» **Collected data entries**
◆ ◆ ◆ ◆
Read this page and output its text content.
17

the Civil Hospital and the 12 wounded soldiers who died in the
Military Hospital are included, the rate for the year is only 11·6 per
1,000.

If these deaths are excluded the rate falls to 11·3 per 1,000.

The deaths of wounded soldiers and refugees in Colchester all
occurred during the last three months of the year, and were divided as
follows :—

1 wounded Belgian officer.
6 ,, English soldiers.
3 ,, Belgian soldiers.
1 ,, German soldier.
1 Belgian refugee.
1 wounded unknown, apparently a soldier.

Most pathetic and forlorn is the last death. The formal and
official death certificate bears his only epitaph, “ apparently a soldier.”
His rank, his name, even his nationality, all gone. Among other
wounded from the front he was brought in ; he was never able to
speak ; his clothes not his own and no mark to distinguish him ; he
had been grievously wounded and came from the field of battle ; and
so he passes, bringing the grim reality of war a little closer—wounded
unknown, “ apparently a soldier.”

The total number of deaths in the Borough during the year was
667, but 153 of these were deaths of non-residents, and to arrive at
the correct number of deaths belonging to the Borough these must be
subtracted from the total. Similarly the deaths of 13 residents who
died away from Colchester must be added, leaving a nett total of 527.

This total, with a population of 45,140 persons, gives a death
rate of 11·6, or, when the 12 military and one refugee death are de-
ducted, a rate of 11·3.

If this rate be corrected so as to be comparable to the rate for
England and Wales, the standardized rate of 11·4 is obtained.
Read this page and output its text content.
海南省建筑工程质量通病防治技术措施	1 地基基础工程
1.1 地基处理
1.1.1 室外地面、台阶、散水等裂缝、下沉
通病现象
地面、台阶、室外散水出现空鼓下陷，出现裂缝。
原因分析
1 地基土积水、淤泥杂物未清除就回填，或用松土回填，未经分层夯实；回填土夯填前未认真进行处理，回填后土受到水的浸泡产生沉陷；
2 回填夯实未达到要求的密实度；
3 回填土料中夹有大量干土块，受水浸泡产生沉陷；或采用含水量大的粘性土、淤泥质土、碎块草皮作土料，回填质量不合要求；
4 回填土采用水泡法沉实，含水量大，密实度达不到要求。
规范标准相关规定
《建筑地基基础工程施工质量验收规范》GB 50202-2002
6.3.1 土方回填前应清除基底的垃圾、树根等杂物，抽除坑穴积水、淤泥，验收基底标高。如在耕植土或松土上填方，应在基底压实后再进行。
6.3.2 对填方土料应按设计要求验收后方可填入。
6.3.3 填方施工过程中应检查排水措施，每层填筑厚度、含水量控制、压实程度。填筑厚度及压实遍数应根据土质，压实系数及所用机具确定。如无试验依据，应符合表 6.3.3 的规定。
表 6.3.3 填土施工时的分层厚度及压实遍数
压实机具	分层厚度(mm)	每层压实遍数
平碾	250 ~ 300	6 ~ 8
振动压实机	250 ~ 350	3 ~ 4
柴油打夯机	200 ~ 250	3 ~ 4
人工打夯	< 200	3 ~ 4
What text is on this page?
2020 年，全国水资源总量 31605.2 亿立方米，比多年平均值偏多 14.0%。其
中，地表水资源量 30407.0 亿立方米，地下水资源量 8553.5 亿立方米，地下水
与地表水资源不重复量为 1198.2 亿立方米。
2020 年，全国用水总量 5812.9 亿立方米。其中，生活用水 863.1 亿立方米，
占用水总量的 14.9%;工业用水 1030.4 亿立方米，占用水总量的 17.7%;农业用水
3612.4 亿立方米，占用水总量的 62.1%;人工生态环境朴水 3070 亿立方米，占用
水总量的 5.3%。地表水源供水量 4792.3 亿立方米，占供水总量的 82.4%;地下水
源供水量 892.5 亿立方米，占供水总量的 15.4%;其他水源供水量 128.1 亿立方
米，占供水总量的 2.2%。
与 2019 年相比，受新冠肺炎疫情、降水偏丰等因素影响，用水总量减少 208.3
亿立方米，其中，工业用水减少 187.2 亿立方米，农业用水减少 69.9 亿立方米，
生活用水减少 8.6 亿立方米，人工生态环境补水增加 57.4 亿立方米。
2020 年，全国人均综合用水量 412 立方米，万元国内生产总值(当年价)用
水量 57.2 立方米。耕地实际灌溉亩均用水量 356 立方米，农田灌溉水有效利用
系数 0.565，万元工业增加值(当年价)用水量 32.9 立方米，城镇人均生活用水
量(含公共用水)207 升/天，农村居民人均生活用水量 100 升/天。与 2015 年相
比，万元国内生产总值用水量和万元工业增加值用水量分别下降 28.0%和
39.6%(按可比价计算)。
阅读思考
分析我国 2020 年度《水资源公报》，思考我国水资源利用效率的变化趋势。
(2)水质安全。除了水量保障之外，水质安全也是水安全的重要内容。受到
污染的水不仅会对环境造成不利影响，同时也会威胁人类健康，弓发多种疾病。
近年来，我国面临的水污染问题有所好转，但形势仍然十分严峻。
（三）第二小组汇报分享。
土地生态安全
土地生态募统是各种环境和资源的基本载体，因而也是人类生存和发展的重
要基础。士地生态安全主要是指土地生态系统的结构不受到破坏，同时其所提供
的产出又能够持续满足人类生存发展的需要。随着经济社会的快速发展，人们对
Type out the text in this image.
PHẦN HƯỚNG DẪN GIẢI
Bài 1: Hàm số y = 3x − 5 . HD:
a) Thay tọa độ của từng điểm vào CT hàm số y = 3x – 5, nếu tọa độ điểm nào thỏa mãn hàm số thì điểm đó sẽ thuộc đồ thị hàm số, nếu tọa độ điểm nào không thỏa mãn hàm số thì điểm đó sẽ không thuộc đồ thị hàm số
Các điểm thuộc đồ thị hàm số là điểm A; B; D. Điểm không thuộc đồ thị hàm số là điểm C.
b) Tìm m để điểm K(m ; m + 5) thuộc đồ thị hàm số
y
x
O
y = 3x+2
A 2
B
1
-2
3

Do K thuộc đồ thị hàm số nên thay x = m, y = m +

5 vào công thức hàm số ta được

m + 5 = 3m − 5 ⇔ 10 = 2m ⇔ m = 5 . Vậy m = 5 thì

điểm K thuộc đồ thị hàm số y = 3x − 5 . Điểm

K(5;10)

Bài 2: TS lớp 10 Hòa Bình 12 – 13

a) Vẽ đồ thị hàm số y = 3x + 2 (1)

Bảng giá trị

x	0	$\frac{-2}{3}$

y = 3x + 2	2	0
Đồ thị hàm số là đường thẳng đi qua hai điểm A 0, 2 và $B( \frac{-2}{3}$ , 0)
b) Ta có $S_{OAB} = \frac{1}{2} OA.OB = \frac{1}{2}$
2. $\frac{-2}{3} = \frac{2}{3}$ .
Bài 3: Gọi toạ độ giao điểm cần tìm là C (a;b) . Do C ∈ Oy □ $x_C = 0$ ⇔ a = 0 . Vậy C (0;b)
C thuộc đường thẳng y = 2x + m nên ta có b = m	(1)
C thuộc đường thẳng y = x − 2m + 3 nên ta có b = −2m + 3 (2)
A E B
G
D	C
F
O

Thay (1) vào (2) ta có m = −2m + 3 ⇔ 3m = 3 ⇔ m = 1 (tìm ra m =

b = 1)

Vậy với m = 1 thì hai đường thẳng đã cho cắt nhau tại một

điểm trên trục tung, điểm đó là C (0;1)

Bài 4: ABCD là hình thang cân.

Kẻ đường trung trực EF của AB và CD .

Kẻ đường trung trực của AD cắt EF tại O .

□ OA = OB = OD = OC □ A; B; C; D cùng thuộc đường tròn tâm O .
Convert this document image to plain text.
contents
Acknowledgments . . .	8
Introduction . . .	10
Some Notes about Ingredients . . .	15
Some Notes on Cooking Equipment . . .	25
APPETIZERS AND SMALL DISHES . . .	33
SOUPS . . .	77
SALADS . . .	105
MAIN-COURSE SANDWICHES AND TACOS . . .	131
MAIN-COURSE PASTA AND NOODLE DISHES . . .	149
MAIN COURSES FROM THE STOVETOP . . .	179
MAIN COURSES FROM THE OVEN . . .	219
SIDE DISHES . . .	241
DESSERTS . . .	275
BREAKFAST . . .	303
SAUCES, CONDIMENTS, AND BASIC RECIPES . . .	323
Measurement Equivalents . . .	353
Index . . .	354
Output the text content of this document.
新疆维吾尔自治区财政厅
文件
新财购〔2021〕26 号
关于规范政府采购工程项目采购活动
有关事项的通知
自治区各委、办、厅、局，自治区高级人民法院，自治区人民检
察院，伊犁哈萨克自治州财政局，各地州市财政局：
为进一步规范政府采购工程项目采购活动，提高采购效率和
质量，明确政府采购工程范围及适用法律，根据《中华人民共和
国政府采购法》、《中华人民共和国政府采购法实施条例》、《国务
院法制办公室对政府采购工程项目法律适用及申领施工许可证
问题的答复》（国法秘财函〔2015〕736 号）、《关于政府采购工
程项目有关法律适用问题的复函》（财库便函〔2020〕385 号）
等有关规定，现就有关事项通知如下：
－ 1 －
◆ ◆ ◆ ◆
» **Task details**
Set down exactly what runs from the line with "Output the text content of this document." to the last line of the data above, including both of those lines and no others.

» **Exercise solution**
Output the text content of this document.
新疆维吾尔自治区财政厅
文件
新财购〔2021〕26 号
关于规范政府采购工程项目采购活动
有关事项的通知
自治区各委、办、厅、局，自治区高级人民法院，自治区人民检
察院，伊犁哈萨克自治州财政局，各地州市财政局：
为进一步规范政府采购工程项目采购活动，提高采购效率和
质量，明确政府采购工程范围及适用法律，根据《中华人民共和
国政府采购法》、《中华人民共和国政府采购法实施条例》、《国务
院法制办公室对政府采购工程项目法律适用及申领施工许可证
问题的答复》（国法秘财函〔2015〕736 号）、《关于政府采购工
程项目有关法律适用问题的复函》（财库便函〔2020〕385 号）
等有关规定，现就有关事项通知如下：
－ 1 －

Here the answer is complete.